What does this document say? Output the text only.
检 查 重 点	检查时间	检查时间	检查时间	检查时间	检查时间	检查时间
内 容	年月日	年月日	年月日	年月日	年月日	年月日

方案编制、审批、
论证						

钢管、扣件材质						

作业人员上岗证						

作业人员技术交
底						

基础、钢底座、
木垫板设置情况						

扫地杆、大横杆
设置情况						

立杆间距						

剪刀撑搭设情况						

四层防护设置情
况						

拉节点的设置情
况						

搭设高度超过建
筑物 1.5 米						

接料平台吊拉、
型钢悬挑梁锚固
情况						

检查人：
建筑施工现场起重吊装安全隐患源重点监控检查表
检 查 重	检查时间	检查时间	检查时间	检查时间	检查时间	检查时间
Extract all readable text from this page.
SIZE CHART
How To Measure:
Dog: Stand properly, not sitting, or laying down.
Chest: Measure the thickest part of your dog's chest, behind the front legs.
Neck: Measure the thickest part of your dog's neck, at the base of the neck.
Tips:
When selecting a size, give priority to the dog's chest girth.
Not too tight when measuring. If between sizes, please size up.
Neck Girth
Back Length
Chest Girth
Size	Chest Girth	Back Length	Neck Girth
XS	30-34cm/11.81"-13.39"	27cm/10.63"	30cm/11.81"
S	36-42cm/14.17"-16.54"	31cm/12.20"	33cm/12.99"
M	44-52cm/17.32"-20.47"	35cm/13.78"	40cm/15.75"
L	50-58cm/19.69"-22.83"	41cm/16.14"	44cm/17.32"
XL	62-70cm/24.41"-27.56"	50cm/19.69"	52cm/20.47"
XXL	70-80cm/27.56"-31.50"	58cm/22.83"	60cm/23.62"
-- -- --
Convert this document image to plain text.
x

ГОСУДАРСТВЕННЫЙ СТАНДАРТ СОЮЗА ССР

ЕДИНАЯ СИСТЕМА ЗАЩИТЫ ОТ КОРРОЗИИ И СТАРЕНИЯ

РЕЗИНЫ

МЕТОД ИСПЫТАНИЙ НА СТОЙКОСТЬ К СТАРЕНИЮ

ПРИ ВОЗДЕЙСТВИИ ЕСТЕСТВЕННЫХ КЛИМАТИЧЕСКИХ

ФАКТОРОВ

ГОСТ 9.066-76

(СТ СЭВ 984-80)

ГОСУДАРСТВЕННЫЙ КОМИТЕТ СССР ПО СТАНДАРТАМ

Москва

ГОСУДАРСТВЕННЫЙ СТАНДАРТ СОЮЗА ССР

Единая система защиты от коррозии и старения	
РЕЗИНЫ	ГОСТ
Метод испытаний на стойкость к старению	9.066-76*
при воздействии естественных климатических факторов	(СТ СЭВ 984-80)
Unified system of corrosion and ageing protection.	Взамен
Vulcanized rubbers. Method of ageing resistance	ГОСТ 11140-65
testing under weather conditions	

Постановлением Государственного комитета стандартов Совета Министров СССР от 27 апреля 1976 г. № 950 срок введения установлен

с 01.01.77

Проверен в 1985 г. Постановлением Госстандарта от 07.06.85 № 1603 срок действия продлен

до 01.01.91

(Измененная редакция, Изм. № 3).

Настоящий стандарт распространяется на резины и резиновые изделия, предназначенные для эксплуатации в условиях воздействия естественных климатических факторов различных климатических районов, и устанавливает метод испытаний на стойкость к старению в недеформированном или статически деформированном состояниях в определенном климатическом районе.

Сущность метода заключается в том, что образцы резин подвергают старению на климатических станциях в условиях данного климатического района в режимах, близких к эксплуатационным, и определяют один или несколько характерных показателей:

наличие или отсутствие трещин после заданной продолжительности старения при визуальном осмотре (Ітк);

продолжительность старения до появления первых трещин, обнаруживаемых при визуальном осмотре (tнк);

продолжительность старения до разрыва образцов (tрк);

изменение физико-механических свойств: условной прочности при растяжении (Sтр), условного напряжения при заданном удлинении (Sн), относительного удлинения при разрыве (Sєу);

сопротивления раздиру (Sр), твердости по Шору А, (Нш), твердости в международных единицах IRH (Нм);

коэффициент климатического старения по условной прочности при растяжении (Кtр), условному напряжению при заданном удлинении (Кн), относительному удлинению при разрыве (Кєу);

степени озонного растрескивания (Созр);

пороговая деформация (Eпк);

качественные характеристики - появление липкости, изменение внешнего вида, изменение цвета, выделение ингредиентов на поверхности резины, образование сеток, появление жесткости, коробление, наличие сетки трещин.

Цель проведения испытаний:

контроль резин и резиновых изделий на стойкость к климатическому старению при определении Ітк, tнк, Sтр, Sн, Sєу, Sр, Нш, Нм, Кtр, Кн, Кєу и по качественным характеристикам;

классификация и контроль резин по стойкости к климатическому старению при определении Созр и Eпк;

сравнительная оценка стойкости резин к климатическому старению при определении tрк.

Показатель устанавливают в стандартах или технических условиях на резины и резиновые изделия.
-- -- --
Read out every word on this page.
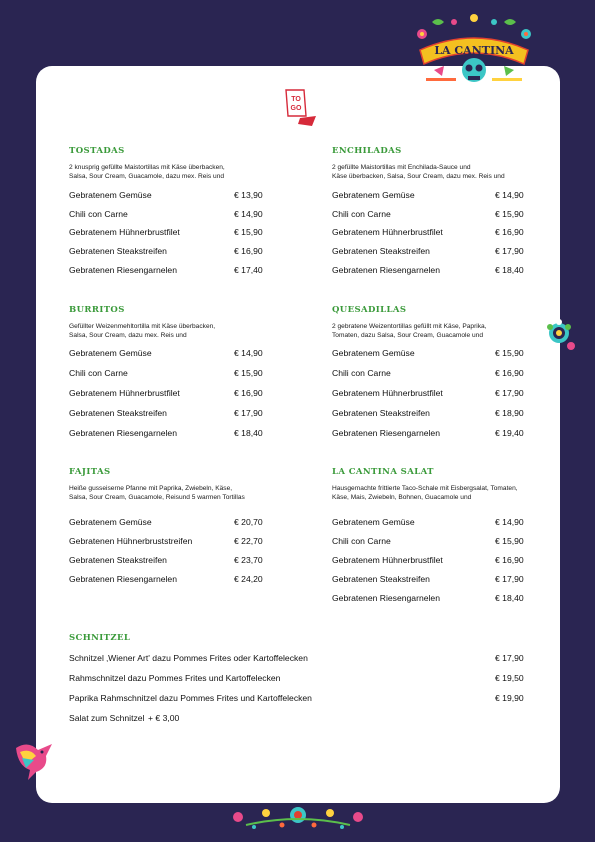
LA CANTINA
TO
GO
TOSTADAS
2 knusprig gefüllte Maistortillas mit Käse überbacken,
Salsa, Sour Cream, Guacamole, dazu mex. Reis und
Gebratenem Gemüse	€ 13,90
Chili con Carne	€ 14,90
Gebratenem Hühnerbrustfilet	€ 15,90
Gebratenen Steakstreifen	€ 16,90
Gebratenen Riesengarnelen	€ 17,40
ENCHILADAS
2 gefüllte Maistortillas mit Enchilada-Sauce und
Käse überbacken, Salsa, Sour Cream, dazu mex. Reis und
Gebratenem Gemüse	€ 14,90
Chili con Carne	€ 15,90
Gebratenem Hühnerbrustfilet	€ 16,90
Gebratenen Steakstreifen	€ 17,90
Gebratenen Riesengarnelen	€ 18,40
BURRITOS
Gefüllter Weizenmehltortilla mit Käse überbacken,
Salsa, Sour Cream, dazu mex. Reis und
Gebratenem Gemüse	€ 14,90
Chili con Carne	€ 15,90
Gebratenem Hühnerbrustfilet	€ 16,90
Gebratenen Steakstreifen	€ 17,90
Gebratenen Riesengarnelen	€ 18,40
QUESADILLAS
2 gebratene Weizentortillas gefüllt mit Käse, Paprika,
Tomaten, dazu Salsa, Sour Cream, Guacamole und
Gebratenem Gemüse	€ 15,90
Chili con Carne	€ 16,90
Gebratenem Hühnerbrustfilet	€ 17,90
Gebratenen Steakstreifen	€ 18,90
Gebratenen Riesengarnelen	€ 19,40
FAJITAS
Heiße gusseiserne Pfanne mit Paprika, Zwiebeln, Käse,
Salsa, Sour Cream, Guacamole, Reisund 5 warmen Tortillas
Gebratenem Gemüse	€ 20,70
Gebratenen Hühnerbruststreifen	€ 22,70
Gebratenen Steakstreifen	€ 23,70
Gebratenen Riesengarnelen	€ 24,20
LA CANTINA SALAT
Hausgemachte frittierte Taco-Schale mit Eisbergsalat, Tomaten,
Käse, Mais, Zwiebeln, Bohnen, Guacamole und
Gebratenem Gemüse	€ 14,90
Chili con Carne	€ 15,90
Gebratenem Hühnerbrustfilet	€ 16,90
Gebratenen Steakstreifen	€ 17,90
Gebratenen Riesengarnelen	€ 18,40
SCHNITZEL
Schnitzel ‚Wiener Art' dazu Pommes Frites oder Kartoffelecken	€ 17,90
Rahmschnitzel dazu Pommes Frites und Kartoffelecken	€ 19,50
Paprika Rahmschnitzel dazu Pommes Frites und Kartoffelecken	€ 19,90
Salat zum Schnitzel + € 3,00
-- -- --
[EXERCISE DETAILS]
Your task is to list each line of the records with the word "заданном".

[RESULT FOR THIS EXERCISE]
изменение физико-механических свойств: условной прочности при растяжении (Sтр), условного напряжения при заданном удлинении (Sн), относительного удлинения при разрыве (Sєу);
коэффициент климатического старения по условной прочности при растяжении (Кtр), условному напряжению при заданном удлинении (Кн), относительному удлинению при разрыве (Кєу);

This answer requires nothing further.